Extract, from the listing that follows, each line containing the word "canvas".

**DATA LISTING:**

• • • • • • •

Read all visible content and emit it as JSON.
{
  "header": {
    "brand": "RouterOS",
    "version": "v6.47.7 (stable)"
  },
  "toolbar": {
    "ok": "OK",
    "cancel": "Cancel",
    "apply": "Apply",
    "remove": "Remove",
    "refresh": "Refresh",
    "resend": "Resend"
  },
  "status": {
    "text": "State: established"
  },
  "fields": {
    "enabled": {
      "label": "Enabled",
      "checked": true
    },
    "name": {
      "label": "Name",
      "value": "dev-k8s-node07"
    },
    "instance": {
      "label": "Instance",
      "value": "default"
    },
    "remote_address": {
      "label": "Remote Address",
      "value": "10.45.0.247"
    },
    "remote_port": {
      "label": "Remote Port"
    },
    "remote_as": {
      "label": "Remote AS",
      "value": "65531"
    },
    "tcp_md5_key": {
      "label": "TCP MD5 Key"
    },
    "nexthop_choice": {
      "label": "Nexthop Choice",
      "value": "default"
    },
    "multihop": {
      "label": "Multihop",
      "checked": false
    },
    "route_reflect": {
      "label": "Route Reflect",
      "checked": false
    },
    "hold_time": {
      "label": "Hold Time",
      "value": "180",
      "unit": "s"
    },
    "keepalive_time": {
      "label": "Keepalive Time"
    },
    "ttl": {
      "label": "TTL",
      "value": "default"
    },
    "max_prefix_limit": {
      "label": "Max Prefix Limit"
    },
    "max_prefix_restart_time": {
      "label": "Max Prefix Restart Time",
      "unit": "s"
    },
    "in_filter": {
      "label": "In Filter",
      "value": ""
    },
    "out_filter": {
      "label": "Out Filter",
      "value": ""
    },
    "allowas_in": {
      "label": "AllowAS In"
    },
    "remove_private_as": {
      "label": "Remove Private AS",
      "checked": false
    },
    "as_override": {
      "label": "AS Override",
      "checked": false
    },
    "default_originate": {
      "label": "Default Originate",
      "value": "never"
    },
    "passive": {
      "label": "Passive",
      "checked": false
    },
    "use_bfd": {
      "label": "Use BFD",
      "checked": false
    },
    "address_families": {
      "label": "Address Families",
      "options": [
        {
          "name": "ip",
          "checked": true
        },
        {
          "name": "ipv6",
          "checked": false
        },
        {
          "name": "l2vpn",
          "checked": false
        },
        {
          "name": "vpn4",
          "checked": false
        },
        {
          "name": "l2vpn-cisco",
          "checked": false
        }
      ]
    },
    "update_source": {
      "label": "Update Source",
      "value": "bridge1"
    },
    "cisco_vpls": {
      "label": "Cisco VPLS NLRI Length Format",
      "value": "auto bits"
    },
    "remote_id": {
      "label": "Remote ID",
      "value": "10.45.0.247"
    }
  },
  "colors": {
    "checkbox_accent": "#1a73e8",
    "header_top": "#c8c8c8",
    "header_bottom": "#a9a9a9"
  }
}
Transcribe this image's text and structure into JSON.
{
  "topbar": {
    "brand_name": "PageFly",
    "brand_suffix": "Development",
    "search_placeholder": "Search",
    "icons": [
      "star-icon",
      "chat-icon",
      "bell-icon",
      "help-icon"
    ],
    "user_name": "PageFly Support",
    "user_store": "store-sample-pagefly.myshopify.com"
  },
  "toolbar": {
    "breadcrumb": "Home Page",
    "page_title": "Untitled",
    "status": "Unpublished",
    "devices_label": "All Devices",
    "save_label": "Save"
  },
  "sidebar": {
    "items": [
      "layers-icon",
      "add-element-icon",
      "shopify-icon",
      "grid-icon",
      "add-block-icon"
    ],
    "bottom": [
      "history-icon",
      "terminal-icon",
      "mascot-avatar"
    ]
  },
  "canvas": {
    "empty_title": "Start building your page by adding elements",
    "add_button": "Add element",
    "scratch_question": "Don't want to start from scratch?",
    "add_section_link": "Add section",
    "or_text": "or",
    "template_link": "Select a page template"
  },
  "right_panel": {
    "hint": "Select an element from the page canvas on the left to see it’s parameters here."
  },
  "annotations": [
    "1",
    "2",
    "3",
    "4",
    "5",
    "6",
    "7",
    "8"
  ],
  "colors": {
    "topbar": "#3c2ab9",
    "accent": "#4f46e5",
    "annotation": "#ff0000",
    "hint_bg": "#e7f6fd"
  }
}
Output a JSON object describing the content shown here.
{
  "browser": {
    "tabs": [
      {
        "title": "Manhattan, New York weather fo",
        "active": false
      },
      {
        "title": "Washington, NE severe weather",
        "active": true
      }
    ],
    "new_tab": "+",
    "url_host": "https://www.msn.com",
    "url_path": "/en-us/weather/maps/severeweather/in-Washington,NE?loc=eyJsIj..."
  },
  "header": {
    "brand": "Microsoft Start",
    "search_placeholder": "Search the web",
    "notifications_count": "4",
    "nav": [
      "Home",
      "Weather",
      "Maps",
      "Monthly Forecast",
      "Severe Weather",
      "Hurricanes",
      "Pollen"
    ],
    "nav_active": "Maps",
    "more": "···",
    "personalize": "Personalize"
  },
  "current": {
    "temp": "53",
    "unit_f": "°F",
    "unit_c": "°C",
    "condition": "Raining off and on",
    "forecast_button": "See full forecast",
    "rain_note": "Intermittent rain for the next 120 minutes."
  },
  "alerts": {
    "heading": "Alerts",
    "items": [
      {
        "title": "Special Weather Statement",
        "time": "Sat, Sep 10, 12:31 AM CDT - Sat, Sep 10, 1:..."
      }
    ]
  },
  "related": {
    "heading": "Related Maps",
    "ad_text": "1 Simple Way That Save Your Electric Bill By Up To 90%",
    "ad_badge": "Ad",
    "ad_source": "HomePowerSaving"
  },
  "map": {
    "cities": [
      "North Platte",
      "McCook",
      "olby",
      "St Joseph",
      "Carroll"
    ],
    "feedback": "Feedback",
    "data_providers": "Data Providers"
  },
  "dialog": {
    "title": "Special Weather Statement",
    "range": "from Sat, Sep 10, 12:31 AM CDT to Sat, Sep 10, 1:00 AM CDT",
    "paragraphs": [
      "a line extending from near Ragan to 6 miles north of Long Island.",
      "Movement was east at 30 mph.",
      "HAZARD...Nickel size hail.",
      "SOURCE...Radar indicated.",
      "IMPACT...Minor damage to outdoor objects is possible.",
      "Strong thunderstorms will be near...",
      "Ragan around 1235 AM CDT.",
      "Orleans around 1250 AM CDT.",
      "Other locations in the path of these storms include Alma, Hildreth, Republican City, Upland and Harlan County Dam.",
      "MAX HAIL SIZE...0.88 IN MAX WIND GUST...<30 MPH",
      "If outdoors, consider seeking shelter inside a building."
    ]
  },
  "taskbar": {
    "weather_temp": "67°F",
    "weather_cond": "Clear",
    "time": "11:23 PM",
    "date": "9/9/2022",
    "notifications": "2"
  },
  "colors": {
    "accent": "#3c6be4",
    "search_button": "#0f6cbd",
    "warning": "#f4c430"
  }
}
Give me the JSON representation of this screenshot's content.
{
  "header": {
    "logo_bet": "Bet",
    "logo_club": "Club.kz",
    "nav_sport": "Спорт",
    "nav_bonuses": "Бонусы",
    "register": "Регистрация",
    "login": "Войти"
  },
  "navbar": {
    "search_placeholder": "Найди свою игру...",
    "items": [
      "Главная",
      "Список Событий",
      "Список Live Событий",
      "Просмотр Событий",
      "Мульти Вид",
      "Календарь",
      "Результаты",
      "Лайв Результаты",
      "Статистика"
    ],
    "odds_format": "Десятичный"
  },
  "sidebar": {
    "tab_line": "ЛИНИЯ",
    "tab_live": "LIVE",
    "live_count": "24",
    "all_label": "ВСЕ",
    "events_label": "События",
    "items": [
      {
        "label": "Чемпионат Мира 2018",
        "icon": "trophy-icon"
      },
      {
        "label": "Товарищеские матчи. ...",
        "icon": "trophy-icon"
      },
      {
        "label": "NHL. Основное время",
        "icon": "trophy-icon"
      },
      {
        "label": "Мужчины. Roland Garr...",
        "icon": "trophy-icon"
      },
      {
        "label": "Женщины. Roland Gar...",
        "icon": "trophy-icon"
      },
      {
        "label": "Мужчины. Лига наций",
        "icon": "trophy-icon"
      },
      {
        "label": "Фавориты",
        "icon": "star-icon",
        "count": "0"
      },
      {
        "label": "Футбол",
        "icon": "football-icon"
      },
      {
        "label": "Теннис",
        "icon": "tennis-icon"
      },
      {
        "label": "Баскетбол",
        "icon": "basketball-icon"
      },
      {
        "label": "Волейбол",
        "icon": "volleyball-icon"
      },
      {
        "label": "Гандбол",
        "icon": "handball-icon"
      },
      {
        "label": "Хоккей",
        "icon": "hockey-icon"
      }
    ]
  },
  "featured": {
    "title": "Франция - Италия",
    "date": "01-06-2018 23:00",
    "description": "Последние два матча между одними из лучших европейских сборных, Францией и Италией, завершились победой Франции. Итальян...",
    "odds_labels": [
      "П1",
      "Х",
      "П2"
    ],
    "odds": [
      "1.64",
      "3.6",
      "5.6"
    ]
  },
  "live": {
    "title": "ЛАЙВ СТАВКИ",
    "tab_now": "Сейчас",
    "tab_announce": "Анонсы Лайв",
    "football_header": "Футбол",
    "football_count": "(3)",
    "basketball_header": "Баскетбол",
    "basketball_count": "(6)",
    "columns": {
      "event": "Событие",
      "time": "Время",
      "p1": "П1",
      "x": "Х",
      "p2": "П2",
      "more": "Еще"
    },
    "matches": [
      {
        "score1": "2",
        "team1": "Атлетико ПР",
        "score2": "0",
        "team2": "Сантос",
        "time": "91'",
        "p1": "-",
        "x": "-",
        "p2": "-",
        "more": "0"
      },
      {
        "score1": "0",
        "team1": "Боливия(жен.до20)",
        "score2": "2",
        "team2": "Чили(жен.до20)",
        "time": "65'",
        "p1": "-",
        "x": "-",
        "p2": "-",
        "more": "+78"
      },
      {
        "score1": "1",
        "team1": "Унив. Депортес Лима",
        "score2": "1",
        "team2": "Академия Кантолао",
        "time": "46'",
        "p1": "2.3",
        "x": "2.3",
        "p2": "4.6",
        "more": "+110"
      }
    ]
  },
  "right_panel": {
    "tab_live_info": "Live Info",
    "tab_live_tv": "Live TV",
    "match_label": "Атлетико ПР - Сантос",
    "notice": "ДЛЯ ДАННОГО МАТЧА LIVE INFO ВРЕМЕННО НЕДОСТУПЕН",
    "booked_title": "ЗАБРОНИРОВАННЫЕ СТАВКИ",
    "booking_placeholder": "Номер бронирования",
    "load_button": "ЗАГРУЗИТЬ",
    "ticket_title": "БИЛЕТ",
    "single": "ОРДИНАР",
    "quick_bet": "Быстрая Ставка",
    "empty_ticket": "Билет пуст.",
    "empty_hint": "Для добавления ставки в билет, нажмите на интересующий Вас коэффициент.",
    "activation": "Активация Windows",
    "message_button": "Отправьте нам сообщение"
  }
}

• • • • • • •

**THE ANSWER:**
  "canvas": {
    "hint": "Select an element from the page canvas on the left to see it’s parameters here."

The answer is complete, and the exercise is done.